GOAL
Would it be possible to write out each entry below exactly, without the pictures?

--*--

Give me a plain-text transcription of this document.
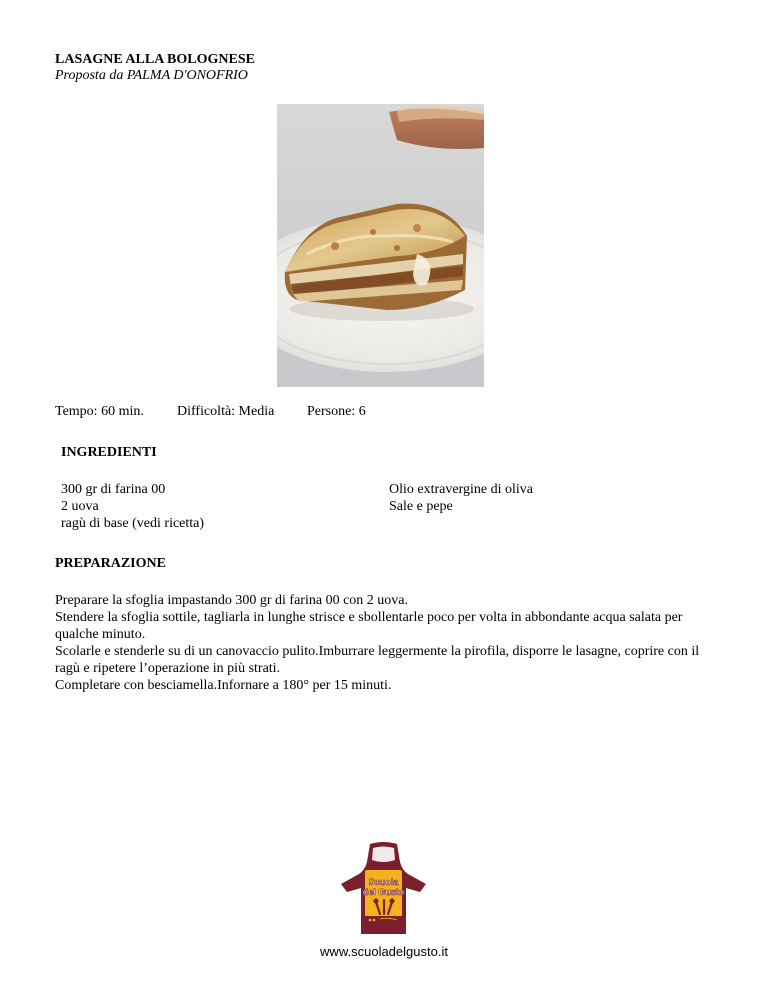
LASAGNE ALLA BOLOGNESE
Proposta da PALMA D'ONOFRIO
Tempo: 60 min. Difficoltà: Media Persone: 6
INGREDIENTI
300 gr di farina 00
2 uova
ragù di base (vedi ricetta)
Olio extravergine di oliva
Sale e pepe
PREPARAZIONE

Preparare la sfoglia impastando 300 gr di farina 00 con 2 uova.

Stendere la sfoglia sottile, tagliarla in lunghe strisce e sbollentarle poco per volta in abbondante acqua salata per qualche minuto.

Scolarle e stenderle su di un canovaccio pulito.Imburrare leggermente la pirofila, disporre le lasagne, coprire con il ragù e ripetere l’operazione in più strati.

Completare con besciamella.Infornare a 180° per 15 minuti.

Scuola
del Gusto
www.scuoladelgusto.it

--*--

ANSWER TO THE PROBLEM
Give me a plain-text transcription of this document.
LASAGNE ALLA BOLOGNESE
Proposta da PALMA D'ONOFRIO
Tempo: 60 min. Difficoltà: Media Persone: 6
INGREDIENTI
300 gr di farina 00
2 uova
ragù di base (vedi ricetta)
Olio extravergine di oliva
Sale e pepe
PREPARAZIONE

Preparare la sfoglia impastando 300 gr di farina 00 con 2 uova.

Stendere la sfoglia sottile, tagliarla in lunghe strisce e sbollentarle poco per volta in abbondante acqua salata per qualche minuto.

Scolarle e stenderle su di un canovaccio pulito.Imburrare leggermente la pirofila, disporre le lasagne, coprire con il ragù e ripetere l’operazione in più strati.

Completare con besciamella.Infornare a 180° per 15 minuti.

Scuola
del Gusto
www.scuoladelgusto.it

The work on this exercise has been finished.